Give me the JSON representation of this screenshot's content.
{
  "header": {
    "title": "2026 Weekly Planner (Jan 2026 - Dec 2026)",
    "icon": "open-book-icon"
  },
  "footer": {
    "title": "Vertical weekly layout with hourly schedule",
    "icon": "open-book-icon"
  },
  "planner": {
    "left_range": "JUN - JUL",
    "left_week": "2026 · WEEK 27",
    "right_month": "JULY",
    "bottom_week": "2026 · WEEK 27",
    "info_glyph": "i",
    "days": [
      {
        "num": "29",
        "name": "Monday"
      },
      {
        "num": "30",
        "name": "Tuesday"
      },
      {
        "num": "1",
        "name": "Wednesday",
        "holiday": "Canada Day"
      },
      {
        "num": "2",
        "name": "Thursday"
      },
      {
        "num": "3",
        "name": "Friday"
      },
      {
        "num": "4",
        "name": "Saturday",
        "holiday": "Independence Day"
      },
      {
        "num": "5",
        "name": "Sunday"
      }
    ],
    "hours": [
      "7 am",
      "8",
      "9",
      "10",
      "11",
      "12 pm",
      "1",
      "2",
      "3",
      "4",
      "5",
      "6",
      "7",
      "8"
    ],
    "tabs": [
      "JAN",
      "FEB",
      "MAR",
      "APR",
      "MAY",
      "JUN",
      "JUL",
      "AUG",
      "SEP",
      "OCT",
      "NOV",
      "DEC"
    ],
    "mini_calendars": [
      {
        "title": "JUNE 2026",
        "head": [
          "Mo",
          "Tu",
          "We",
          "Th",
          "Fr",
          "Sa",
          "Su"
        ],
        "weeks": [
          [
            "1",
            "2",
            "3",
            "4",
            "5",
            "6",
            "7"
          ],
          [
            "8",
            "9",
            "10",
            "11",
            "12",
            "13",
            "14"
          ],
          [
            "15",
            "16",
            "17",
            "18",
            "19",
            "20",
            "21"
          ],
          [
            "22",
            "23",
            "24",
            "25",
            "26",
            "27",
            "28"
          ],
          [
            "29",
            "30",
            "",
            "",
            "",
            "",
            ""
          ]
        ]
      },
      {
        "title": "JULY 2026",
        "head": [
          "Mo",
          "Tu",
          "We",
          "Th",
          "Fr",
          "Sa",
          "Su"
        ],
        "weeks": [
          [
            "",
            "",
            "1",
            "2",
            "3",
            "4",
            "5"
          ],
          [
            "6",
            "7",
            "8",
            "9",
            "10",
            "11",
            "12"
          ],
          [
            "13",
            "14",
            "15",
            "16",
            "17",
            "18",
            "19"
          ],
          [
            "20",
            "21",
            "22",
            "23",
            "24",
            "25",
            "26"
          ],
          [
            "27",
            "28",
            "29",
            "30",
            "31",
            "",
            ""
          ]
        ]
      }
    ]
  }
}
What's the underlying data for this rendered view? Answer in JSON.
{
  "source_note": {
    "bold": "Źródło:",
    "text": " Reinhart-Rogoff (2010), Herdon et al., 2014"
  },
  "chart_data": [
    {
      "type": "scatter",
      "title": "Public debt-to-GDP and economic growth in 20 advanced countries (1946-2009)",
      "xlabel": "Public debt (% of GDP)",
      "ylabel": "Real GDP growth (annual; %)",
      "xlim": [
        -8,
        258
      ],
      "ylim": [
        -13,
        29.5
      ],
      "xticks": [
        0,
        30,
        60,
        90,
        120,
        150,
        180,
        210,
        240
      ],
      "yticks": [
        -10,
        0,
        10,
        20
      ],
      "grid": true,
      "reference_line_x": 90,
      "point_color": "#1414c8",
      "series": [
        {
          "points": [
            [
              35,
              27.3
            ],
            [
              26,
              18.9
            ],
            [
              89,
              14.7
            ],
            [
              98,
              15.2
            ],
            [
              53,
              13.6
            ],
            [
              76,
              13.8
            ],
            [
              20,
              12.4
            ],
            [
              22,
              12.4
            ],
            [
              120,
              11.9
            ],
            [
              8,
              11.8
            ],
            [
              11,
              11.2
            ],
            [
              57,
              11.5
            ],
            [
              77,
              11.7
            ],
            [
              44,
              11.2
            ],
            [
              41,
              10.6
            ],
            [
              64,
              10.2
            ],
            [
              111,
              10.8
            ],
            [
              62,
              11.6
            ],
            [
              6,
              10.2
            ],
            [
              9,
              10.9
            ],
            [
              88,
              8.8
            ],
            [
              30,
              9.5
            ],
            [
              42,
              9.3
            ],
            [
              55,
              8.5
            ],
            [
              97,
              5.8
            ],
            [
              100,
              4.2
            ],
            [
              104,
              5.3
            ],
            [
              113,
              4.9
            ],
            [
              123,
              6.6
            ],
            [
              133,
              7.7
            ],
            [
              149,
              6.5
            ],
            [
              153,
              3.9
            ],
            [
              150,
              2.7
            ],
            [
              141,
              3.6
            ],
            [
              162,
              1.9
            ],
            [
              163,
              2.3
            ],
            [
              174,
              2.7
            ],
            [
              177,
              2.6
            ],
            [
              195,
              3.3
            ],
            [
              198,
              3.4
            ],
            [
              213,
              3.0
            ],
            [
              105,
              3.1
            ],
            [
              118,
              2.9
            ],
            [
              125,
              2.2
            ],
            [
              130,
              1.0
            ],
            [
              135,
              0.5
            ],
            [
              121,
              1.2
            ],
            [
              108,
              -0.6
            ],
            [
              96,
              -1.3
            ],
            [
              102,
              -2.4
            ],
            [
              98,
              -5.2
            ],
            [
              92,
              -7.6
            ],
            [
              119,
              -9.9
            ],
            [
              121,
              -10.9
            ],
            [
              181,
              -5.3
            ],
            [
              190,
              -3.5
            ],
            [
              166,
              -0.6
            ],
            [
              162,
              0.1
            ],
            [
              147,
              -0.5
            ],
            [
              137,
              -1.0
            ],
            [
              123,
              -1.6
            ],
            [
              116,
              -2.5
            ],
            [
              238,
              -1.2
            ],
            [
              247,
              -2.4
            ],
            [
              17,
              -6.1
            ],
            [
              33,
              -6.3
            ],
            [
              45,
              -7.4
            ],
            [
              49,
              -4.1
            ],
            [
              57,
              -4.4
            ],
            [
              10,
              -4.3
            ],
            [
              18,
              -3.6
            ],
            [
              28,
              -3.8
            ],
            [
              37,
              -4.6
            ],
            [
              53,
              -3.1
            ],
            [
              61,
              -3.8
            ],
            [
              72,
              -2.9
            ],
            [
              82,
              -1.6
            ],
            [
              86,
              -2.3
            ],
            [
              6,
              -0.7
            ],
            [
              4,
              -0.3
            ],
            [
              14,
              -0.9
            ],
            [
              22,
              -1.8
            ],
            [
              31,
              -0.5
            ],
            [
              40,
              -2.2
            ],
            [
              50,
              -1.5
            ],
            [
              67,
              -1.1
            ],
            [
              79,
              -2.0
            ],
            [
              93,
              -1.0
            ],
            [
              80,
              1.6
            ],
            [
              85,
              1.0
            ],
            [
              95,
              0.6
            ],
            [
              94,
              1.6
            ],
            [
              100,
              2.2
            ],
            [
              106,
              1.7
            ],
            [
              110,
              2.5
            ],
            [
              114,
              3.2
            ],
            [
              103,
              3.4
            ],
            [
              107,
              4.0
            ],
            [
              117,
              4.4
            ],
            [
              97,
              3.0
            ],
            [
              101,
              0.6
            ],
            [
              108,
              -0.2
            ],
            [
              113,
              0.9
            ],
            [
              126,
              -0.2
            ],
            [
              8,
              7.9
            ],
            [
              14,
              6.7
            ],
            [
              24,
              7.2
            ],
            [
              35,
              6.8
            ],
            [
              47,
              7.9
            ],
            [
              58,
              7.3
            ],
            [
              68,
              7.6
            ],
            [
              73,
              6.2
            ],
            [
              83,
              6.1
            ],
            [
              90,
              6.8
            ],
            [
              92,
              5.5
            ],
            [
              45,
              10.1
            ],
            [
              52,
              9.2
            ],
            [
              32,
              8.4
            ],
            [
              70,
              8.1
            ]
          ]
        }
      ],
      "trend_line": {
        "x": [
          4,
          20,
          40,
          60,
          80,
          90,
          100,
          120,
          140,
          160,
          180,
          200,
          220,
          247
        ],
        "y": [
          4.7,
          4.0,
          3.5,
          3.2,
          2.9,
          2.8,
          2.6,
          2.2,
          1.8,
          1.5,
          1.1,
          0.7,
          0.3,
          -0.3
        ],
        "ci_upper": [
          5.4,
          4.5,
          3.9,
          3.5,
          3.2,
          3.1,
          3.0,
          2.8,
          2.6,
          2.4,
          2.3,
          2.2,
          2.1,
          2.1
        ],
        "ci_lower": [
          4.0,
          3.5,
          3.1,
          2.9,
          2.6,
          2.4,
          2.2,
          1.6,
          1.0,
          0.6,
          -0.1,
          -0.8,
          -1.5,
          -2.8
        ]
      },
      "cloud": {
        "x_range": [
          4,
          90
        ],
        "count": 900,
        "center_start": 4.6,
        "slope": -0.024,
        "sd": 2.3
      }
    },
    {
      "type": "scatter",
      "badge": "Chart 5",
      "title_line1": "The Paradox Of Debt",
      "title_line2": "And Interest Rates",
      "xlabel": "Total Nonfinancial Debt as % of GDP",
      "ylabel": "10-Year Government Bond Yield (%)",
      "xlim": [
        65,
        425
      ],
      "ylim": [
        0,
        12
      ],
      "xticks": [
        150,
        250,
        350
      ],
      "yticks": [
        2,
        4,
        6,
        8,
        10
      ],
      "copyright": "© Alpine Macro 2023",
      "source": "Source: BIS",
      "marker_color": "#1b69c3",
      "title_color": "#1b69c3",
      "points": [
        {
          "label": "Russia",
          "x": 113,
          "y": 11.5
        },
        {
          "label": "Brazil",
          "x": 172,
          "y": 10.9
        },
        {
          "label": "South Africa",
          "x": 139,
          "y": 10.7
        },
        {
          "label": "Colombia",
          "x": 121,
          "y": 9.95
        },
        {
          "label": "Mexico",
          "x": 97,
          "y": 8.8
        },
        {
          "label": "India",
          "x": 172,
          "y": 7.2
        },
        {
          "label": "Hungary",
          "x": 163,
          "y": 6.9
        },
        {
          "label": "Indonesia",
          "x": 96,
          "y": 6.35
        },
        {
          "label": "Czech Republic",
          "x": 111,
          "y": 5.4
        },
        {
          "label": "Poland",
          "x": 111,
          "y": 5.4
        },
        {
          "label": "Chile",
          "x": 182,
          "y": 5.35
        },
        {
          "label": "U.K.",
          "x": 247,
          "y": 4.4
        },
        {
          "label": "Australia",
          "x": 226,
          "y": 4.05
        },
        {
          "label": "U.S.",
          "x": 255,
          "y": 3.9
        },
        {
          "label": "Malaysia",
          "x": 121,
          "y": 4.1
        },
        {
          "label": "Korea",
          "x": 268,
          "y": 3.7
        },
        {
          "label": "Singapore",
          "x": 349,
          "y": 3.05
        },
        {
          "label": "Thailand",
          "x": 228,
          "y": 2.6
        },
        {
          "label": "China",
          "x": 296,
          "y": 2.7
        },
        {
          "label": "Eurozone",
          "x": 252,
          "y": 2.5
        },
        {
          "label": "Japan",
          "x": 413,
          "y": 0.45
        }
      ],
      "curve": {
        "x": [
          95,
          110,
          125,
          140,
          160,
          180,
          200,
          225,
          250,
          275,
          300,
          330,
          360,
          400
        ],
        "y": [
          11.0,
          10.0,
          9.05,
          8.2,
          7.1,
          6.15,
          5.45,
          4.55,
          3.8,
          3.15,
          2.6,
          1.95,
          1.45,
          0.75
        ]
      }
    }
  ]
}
+-------+
Scan the data above; copy every line where "ylabel" appears.

### TASK SOLUTION
      "ylabel": "Real GDP growth (annual; %)",
      "ylabel": "10-Year Government Bond Yield (%)",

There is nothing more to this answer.